Exercise: Reproduce the material in full, unchanged.

### Records shown

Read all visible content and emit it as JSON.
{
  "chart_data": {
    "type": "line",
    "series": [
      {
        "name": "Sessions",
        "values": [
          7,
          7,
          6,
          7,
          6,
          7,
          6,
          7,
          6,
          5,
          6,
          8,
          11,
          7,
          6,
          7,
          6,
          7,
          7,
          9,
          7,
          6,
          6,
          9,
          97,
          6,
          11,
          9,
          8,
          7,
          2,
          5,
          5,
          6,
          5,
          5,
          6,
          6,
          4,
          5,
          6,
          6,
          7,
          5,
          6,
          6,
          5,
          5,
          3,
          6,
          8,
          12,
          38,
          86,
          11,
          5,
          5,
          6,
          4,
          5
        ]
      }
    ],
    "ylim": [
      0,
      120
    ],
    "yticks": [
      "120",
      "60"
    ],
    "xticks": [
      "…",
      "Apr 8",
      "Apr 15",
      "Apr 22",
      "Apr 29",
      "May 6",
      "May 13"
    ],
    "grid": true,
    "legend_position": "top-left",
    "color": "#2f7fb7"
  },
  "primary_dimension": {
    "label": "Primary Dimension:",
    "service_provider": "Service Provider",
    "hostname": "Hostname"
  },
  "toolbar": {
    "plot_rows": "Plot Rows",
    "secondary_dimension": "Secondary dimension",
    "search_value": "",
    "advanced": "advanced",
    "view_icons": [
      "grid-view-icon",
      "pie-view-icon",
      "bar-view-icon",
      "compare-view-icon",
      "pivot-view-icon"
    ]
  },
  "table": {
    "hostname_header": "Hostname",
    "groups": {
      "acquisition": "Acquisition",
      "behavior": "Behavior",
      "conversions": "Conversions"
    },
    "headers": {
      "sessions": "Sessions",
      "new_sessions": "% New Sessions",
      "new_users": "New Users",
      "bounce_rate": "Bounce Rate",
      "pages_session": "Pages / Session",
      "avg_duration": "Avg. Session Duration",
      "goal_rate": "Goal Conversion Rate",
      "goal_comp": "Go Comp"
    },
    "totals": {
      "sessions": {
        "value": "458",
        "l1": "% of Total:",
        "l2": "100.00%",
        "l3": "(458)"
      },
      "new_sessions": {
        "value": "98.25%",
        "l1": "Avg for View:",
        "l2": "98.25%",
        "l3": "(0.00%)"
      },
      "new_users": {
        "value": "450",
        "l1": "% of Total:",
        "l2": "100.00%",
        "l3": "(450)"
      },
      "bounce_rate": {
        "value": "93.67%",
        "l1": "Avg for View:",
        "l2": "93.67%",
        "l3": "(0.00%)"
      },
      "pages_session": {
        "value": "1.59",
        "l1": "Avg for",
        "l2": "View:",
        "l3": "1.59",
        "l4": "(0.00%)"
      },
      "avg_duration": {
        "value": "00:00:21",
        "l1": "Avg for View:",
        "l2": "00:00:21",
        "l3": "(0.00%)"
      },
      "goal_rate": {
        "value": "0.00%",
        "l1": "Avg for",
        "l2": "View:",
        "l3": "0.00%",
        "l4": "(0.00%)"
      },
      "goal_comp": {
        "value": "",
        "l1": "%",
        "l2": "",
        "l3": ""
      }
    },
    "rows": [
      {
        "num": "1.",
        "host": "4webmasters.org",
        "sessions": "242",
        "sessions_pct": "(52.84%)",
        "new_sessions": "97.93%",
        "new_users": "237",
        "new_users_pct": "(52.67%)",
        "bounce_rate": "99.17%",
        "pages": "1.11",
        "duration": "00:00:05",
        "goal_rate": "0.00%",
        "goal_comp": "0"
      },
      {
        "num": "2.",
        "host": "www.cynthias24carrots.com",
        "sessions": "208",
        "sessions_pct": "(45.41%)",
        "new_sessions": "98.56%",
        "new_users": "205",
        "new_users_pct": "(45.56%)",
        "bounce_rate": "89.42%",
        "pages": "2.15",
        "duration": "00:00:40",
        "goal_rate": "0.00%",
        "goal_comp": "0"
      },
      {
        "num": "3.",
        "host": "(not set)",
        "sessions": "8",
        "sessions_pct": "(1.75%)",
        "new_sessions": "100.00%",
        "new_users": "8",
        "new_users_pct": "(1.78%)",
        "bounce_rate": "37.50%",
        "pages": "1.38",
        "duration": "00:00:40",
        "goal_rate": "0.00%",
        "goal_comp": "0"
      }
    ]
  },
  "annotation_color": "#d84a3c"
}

######

The answer:
Read all visible content and emit it as JSON.
{
  "chart_data": {
    "type": "line",
    "series": [
      {
        "name": "Sessions",
        "values": [
          7,
          7,
          6,
          7,
          6,
          7,
          6,
          7,
          6,
          5,
          6,
          8,
          11,
          7,
          6,
          7,
          6,
          7,
          7,
          9,
          7,
          6,
          6,
          9,
          97,
          6,
          11,
          9,
          8,
          7,
          2,
          5,
          5,
          6,
          5,
          5,
          6,
          6,
          4,
          5,
          6,
          6,
          7,
          5,
          6,
          6,
          5,
          5,
          3,
          6,
          8,
          12,
          38,
          86,
          11,
          5,
          5,
          6,
          4,
          5
        ]
      }
    ],
    "ylim": [
      0,
      120
    ],
    "yticks": [
      "120",
      "60"
    ],
    "xticks": [
      "…",
      "Apr 8",
      "Apr 15",
      "Apr 22",
      "Apr 29",
      "May 6",
      "May 13"
    ],
    "grid": true,
    "legend_position": "top-left",
    "color": "#2f7fb7"
  },
  "primary_dimension": {
    "label": "Primary Dimension:",
    "service_provider": "Service Provider",
    "hostname": "Hostname"
  },
  "toolbar": {
    "plot_rows": "Plot Rows",
    "secondary_dimension": "Secondary dimension",
    "search_value": "",
    "advanced": "advanced",
    "view_icons": [
      "grid-view-icon",
      "pie-view-icon",
      "bar-view-icon",
      "compare-view-icon",
      "pivot-view-icon"
    ]
  },
  "table": {
    "hostname_header": "Hostname",
    "groups": {
      "acquisition": "Acquisition",
      "behavior": "Behavior",
      "conversions": "Conversions"
    },
    "headers": {
      "sessions": "Sessions",
      "new_sessions": "% New Sessions",
      "new_users": "New Users",
      "bounce_rate": "Bounce Rate",
      "pages_session": "Pages / Session",
      "avg_duration": "Avg. Session Duration",
      "goal_rate": "Goal Conversion Rate",
      "goal_comp": "Go Comp"
    },
    "totals": {
      "sessions": {
        "value": "458",
        "l1": "% of Total:",
        "l2": "100.00%",
        "l3": "(458)"
      },
      "new_sessions": {
        "value": "98.25%",
        "l1": "Avg for View:",
        "l2": "98.25%",
        "l3": "(0.00%)"
      },
      "new_users": {
        "value": "450",
        "l1": "% of Total:",
        "l2": "100.00%",
        "l3": "(450)"
      },
      "bounce_rate": {
        "value": "93.67%",
        "l1": "Avg for View:",
        "l2": "93.67%",
        "l3": "(0.00%)"
      },
      "pages_session": {
        "value": "1.59",
        "l1": "Avg for",
        "l2": "View:",
        "l3": "1.59",
        "l4": "(0.00%)"
      },
      "avg_duration": {
        "value": "00:00:21",
        "l1": "Avg for View:",
        "l2": "00:00:21",
        "l3": "(0.00%)"
      },
      "goal_rate": {
        "value": "0.00%",
        "l1": "Avg for",
        "l2": "View:",
        "l3": "0.00%",
        "l4": "(0.00%)"
      },
      "goal_comp": {
        "value": "",
        "l1": "%",
        "l2": "",
        "l3": ""
      }
    },
    "rows": [
      {
        "num": "1.",
        "host": "4webmasters.org",
        "sessions": "242",
        "sessions_pct": "(52.84%)",
        "new_sessions": "97.93%",
        "new_users": "237",
        "new_users_pct": "(52.67%)",
        "bounce_rate": "99.17%",
        "pages": "1.11",
        "duration": "00:00:05",
        "goal_rate": "0.00%",
        "goal_comp": "0"
      },
      {
        "num": "2.",
        "host": "www.cynthias24carrots.com",
        "sessions": "208",
        "sessions_pct": "(45.41%)",
        "new_sessions": "98.56%",
        "new_users": "205",
        "new_users_pct": "(45.56%)",
        "bounce_rate": "89.42%",
        "pages": "2.15",
        "duration": "00:00:40",
        "goal_rate": "0.00%",
        "goal_comp": "0"
      },
      {
        "num": "3.",
        "host": "(not set)",
        "sessions": "8",
        "sessions_pct": "(1.75%)",
        "new_sessions": "100.00%",
        "new_users": "8",
        "new_users_pct": "(1.78%)",
        "bounce_rate": "37.50%",
        "pages": "1.38",
        "duration": "00:00:40",
        "goal_rate": "0.00%",
        "goal_comp": "0"
      }
    ]
  },
  "annotation_color": "#d84a3c"
}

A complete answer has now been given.